Set down, in full, every record in the block.
----
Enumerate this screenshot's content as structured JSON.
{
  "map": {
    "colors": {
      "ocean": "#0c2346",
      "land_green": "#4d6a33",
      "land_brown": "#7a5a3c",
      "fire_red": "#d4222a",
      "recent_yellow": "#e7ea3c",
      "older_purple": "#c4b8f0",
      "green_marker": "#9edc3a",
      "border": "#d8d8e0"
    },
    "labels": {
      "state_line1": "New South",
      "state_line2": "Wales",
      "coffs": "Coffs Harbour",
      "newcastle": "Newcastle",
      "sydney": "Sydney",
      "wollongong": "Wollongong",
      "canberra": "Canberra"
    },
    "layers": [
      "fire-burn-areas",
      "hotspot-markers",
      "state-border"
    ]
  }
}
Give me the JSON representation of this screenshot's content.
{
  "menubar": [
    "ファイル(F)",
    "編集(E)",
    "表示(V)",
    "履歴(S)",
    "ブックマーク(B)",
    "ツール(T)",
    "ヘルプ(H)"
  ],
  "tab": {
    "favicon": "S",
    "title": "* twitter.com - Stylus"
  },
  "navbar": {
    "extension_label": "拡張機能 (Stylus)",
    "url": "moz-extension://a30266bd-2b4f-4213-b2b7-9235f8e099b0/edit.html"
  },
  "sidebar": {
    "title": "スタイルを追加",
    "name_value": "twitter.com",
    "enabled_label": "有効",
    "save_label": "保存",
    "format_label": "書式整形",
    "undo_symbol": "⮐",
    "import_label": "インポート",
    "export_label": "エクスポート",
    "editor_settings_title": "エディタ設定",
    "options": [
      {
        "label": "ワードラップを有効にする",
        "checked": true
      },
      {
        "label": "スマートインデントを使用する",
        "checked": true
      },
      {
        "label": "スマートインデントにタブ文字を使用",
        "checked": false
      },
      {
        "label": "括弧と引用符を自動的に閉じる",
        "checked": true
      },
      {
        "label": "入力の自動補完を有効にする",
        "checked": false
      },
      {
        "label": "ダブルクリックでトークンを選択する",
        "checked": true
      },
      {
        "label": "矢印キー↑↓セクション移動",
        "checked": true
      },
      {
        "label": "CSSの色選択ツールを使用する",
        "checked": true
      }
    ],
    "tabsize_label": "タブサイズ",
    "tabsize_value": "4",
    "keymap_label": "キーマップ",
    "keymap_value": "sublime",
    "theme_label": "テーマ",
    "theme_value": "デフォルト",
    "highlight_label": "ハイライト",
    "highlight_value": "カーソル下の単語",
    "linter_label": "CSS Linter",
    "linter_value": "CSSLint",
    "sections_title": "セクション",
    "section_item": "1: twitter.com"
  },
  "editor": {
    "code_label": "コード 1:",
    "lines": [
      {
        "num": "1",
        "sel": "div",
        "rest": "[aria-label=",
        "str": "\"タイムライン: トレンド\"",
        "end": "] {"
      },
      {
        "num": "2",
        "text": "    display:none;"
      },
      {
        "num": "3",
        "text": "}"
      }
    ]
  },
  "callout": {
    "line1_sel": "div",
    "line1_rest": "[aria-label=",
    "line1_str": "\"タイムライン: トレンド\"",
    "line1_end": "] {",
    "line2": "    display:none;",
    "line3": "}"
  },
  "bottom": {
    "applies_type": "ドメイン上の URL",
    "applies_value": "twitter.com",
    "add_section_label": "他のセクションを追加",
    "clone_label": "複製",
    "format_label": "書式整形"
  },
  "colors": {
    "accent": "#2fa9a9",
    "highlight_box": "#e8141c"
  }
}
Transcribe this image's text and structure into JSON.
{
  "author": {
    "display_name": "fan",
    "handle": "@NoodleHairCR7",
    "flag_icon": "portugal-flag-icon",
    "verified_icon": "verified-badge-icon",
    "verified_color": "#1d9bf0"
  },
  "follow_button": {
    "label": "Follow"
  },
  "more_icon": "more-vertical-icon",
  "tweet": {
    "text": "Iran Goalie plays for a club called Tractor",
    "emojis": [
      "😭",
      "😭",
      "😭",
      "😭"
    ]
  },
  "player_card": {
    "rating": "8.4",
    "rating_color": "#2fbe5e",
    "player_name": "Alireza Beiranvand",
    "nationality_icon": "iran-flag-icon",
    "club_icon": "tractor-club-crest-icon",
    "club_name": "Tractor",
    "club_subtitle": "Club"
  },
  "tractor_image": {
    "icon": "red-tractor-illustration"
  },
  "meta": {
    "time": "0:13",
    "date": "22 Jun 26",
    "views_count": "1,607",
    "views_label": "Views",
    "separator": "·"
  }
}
----
→ THE SOLUTION:
Enumerate this screenshot's content as structured JSON.
{
  "map": {
    "colors": {
      "ocean": "#0c2346",
      "land_green": "#4d6a33",
      "land_brown": "#7a5a3c",
      "fire_red": "#d4222a",
      "recent_yellow": "#e7ea3c",
      "older_purple": "#c4b8f0",
      "green_marker": "#9edc3a",
      "border": "#d8d8e0"
    },
    "labels": {
      "state_line1": "New South",
      "state_line2": "Wales",
      "coffs": "Coffs Harbour",
      "newcastle": "Newcastle",
      "sydney": "Sydney",
      "wollongong": "Wollongong",
      "canberra": "Canberra"
    },
    "layers": [
      "fire-burn-areas",
      "hotspot-markers",
      "state-border"
    ]
  }
}
Give me the JSON representation of this screenshot's content.
{
  "menubar": [
    "ファイル(F)",
    "編集(E)",
    "表示(V)",
    "履歴(S)",
    "ブックマーク(B)",
    "ツール(T)",
    "ヘルプ(H)"
  ],
  "tab": {
    "favicon": "S",
    "title": "* twitter.com - Stylus"
  },
  "navbar": {
    "extension_label": "拡張機能 (Stylus)",
    "url": "moz-extension://a30266bd-2b4f-4213-b2b7-9235f8e099b0/edit.html"
  },
  "sidebar": {
    "title": "スタイルを追加",
    "name_value": "twitter.com",
    "enabled_label": "有効",
    "save_label": "保存",
    "format_label": "書式整形",
    "undo_symbol": "⮐",
    "import_label": "インポート",
    "export_label": "エクスポート",
    "editor_settings_title": "エディタ設定",
    "options": [
      {
        "label": "ワードラップを有効にする",
        "checked": true
      },
      {
        "label": "スマートインデントを使用する",
        "checked": true
      },
      {
        "label": "スマートインデントにタブ文字を使用",
        "checked": false
      },
      {
        "label": "括弧と引用符を自動的に閉じる",
        "checked": true
      },
      {
        "label": "入力の自動補完を有効にする",
        "checked": false
      },
      {
        "label": "ダブルクリックでトークンを選択する",
        "checked": true
      },
      {
        "label": "矢印キー↑↓セクション移動",
        "checked": true
      },
      {
        "label": "CSSの色選択ツールを使用する",
        "checked": true
      }
    ],
    "tabsize_label": "タブサイズ",
    "tabsize_value": "4",
    "keymap_label": "キーマップ",
    "keymap_value": "sublime",
    "theme_label": "テーマ",
    "theme_value": "デフォルト",
    "highlight_label": "ハイライト",
    "highlight_value": "カーソル下の単語",
    "linter_label": "CSS Linter",
    "linter_value": "CSSLint",
    "sections_title": "セクション",
    "section_item": "1: twitter.com"
  },
  "editor": {
    "code_label": "コード 1:",
    "lines": [
      {
        "num": "1",
        "sel": "div",
        "rest": "[aria-label=",
        "str": "\"タイムライン: トレンド\"",
        "end": "] {"
      },
      {
        "num": "2",
        "text": "    display:none;"
      },
      {
        "num": "3",
        "text": "}"
      }
    ]
  },
  "callout": {
    "line1_sel": "div",
    "line1_rest": "[aria-label=",
    "line1_str": "\"タイムライン: トレンド\"",
    "line1_end": "] {",
    "line2": "    display:none;",
    "line3": "}"
  },
  "bottom": {
    "applies_type": "ドメイン上の URL",
    "applies_value": "twitter.com",
    "add_section_label": "他のセクションを追加",
    "clone_label": "複製",
    "format_label": "書式整形"
  },
  "colors": {
    "accent": "#2fa9a9",
    "highlight_box": "#e8141c"
  }
}
Transcribe this image's text and structure into JSON.
{
  "author": {
    "display_name": "fan",
    "handle": "@NoodleHairCR7",
    "flag_icon": "portugal-flag-icon",
    "verified_icon": "verified-badge-icon",
    "verified_color": "#1d9bf0"
  },
  "follow_button": {
    "label": "Follow"
  },
  "more_icon": "more-vertical-icon",
  "tweet": {
    "text": "Iran Goalie plays for a club called Tractor",
    "emojis": [
      "😭",
      "😭",
      "😭",
      "😭"
    ]
  },
  "player_card": {
    "rating": "8.4",
    "rating_color": "#2fbe5e",
    "player_name": "Alireza Beiranvand",
    "nationality_icon": "iran-flag-icon",
    "club_icon": "tractor-club-crest-icon",
    "club_name": "Tractor",
    "club_subtitle": "Club"
  },
  "tractor_image": {
    "icon": "red-tractor-illustration"
  },
  "meta": {
    "time": "0:13",
    "date": "22 Jun 26",
    "views_count": "1,607",
    "views_label": "Views",
    "separator": "·"
  }
}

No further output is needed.